• WHAT YOU ARE ASKED TO DO
Would it be possible to write out each entry below exactly, without the pictures?

Extracts from a graphics dataset
>>>>

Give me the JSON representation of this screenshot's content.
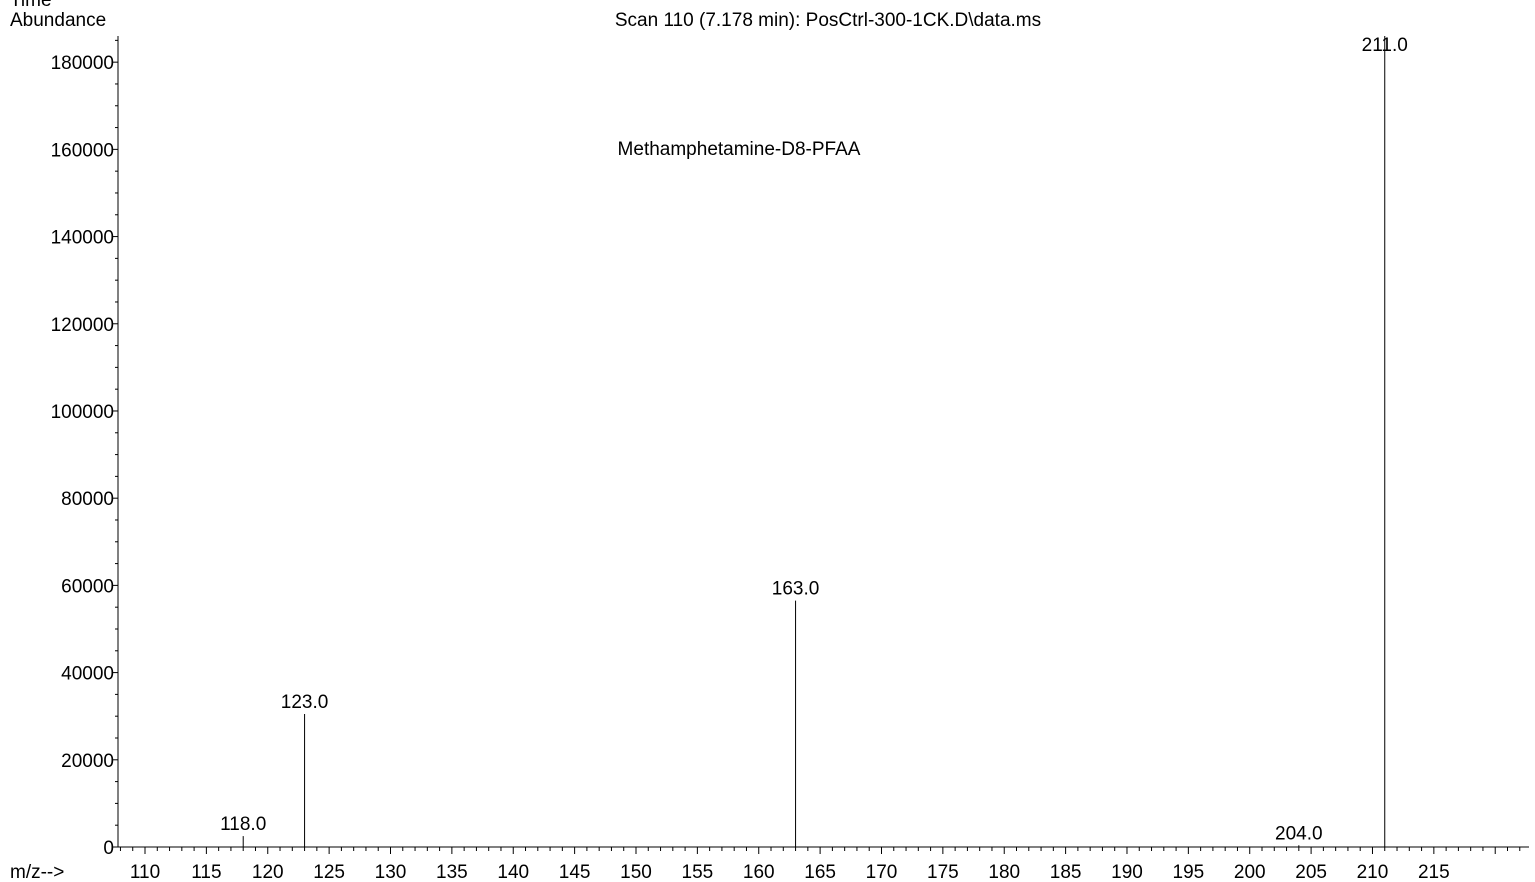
{
  "chart_data": {
    "type": "bar",
    "title": "Scan 110 (7.178 min): PosCtrl-300-1CK.D\\data.ms",
    "annotation": "Methamphetamine-D8-PFAA",
    "ylabel": "Abundance",
    "xlabel": "m/z-->",
    "top_strip_label": "Time",
    "xlim": [
      107.8,
      222.1
    ],
    "ylim": [
      0,
      186000
    ],
    "x_ticks": [
      110,
      115,
      120,
      125,
      130,
      135,
      140,
      145,
      150,
      155,
      160,
      165,
      170,
      175,
      180,
      185,
      190,
      195,
      200,
      205,
      210,
      215
    ],
    "y_ticks": [
      0,
      20000,
      40000,
      60000,
      80000,
      100000,
      120000,
      140000,
      160000,
      180000
    ],
    "grid": false,
    "peaks": [
      {
        "mz": 118.0,
        "abundance": 2500,
        "label": "118.0"
      },
      {
        "mz": 123.0,
        "abundance": 30500,
        "label": "123.0"
      },
      {
        "mz": 163.0,
        "abundance": 56500,
        "label": "163.0"
      },
      {
        "mz": 204.0,
        "abundance": 400,
        "label": "204.0"
      },
      {
        "mz": 211.0,
        "abundance": 186000,
        "label": "211.0"
      }
    ]
  }
}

<<<<

• FINISHED EXERCISE
Give me the JSON representation of this screenshot's content.
{
  "chart_data": {
    "type": "bar",
    "title": "Scan 110 (7.178 min): PosCtrl-300-1CK.D\\data.ms",
    "annotation": "Methamphetamine-D8-PFAA",
    "ylabel": "Abundance",
    "xlabel": "m/z-->",
    "top_strip_label": "Time",
    "xlim": [
      107.8,
      222.1
    ],
    "ylim": [
      0,
      186000
    ],
    "x_ticks": [
      110,
      115,
      120,
      125,
      130,
      135,
      140,
      145,
      150,
      155,
      160,
      165,
      170,
      175,
      180,
      185,
      190,
      195,
      200,
      205,
      210,
      215
    ],
    "y_ticks": [
      0,
      20000,
      40000,
      60000,
      80000,
      100000,
      120000,
      140000,
      160000,
      180000
    ],
    "grid": false,
    "peaks": [
      {
        "mz": 118.0,
        "abundance": 2500,
        "label": "118.0"
      },
      {
        "mz": 123.0,
        "abundance": 30500,
        "label": "123.0"
      },
      {
        "mz": 163.0,
        "abundance": 56500,
        "label": "163.0"
      },
      {
        "mz": 204.0,
        "abundance": 400,
        "label": "204.0"
      },
      {
        "mz": 211.0,
        "abundance": 186000,
        "label": "211.0"
      }
    ]
  }
}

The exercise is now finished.